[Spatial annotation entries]

------

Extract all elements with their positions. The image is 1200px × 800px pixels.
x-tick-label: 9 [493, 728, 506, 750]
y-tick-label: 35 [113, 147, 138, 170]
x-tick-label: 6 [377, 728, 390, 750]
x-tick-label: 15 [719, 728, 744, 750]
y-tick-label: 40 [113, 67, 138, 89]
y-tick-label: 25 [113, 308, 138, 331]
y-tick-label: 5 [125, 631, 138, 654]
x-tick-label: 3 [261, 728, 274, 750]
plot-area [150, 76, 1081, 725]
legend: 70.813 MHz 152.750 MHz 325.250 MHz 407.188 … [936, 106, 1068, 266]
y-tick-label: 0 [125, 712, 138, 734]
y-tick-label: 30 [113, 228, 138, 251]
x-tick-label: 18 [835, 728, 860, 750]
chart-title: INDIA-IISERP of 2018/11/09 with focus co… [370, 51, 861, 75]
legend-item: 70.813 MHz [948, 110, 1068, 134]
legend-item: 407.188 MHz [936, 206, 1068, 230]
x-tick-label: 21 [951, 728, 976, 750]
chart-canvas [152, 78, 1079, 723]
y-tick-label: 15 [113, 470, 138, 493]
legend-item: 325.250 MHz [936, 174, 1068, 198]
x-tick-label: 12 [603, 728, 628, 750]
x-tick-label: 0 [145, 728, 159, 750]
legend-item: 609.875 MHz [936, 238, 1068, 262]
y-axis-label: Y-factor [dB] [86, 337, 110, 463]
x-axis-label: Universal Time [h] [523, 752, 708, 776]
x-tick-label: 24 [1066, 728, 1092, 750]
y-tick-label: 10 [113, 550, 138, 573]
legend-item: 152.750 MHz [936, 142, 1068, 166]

------

AIM OF THE EXERCISE: Reproduce each of the lines above with no changes.

PROBLEM SOLUTION:
Extract all elements with their positions. The image is 1200px × 800px pixels.
x-tick-label: 9 [493, 728, 506, 750]
y-tick-label: 35 [113, 147, 138, 170]
x-tick-label: 6 [377, 728, 390, 750]
x-tick-label: 15 [719, 728, 744, 750]
y-tick-label: 40 [113, 67, 138, 89]
y-tick-label: 25 [113, 308, 138, 331]
y-tick-label: 5 [125, 631, 138, 654]
x-tick-label: 3 [261, 728, 274, 750]
plot-area [150, 76, 1081, 725]
legend: 70.813 MHz 152.750 MHz 325.250 MHz 407.188 … [936, 106, 1068, 266]
y-tick-label: 0 [125, 712, 138, 734]
y-tick-label: 30 [113, 228, 138, 251]
x-tick-label: 18 [835, 728, 860, 750]
chart-title: INDIA-IISERP of 2018/11/09 with focus co… [370, 51, 861, 75]
legend-item: 70.813 MHz [948, 110, 1068, 134]
legend-item: 407.188 MHz [936, 206, 1068, 230]
x-tick-label: 21 [951, 728, 976, 750]
chart-canvas [152, 78, 1079, 723]
y-tick-label: 15 [113, 470, 138, 493]
legend-item: 325.250 MHz [936, 174, 1068, 198]
x-tick-label: 12 [603, 728, 628, 750]
x-tick-label: 0 [145, 728, 159, 750]
legend-item: 609.875 MHz [936, 238, 1068, 262]
y-axis-label: Y-factor [dB] [86, 337, 110, 463]
x-axis-label: Universal Time [h] [523, 752, 708, 776]
x-tick-label: 24 [1066, 728, 1092, 750]
y-tick-label: 10 [113, 550, 138, 573]
legend-item: 152.750 MHz [936, 142, 1068, 166]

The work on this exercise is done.